» **The request**
Give the entries again exactly, every one of them.

» **Records to use**

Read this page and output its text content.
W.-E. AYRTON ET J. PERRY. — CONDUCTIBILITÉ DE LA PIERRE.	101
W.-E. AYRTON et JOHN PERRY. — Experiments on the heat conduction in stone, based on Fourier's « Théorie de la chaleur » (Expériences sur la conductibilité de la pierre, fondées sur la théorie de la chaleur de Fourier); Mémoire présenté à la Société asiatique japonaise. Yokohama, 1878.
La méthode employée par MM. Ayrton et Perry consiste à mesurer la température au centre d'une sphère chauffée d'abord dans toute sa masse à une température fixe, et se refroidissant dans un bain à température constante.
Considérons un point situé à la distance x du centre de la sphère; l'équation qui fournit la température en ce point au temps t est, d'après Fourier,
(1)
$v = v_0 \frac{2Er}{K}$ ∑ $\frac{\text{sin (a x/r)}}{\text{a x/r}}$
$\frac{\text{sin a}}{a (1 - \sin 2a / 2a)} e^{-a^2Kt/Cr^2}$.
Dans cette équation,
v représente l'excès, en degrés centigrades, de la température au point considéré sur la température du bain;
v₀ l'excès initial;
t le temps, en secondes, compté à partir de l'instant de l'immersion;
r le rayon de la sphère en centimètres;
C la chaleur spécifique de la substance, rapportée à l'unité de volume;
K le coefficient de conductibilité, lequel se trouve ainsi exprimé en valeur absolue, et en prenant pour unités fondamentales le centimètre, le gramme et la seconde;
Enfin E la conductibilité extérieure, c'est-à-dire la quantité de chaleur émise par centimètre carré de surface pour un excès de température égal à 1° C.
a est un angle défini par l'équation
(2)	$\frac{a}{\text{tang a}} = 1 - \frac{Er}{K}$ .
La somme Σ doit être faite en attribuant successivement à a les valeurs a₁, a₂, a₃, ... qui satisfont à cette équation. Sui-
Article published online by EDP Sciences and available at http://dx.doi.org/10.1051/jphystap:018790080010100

» **Solution to this problem**
Read this page and output its text content.
W.-E. AYRTON ET J. PERRY. — CONDUCTIBILITÉ DE LA PIERRE.	101
W.-E. AYRTON et JOHN PERRY. — Experiments on the heat conduction in stone, based on Fourier's « Théorie de la chaleur » (Expériences sur la conductibilité de la pierre, fondées sur la théorie de la chaleur de Fourier); Mémoire présenté à la Société asiatique japonaise. Yokohama, 1878.
La méthode employée par MM. Ayrton et Perry consiste à mesurer la température au centre d'une sphère chauffée d'abord dans toute sa masse à une température fixe, et se refroidissant dans un bain à température constante.
Considérons un point situé à la distance x du centre de la sphère; l'équation qui fournit la température en ce point au temps t est, d'après Fourier,
(1)
$v = v_0 \frac{2Er}{K}$ ∑ $\frac{\text{sin (a x/r)}}{\text{a x/r}}$
$\frac{\text{sin a}}{a (1 - \sin 2a / 2a)} e^{-a^2Kt/Cr^2}$.
Dans cette équation,
v représente l'excès, en degrés centigrades, de la température au point considéré sur la température du bain;
v₀ l'excès initial;
t le temps, en secondes, compté à partir de l'instant de l'immersion;
r le rayon de la sphère en centimètres;
C la chaleur spécifique de la substance, rapportée à l'unité de volume;
K le coefficient de conductibilité, lequel se trouve ainsi exprimé en valeur absolue, et en prenant pour unités fondamentales le centimètre, le gramme et la seconde;
Enfin E la conductibilité extérieure, c'est-à-dire la quantité de chaleur émise par centimètre carré de surface pour un excès de température égal à 1° C.
a est un angle défini par l'équation
(2)	$\frac{a}{\text{tang a}} = 1 - \frac{Er}{K}$ .
La somme Σ doit être faite en attribuant successivement à a les valeurs a₁, a₂, a₃, ... qui satisfont à cette équation. Sui-
Article published online by EDP Sciences and available at http://dx.doi.org/10.1051/jphystap:018790080010100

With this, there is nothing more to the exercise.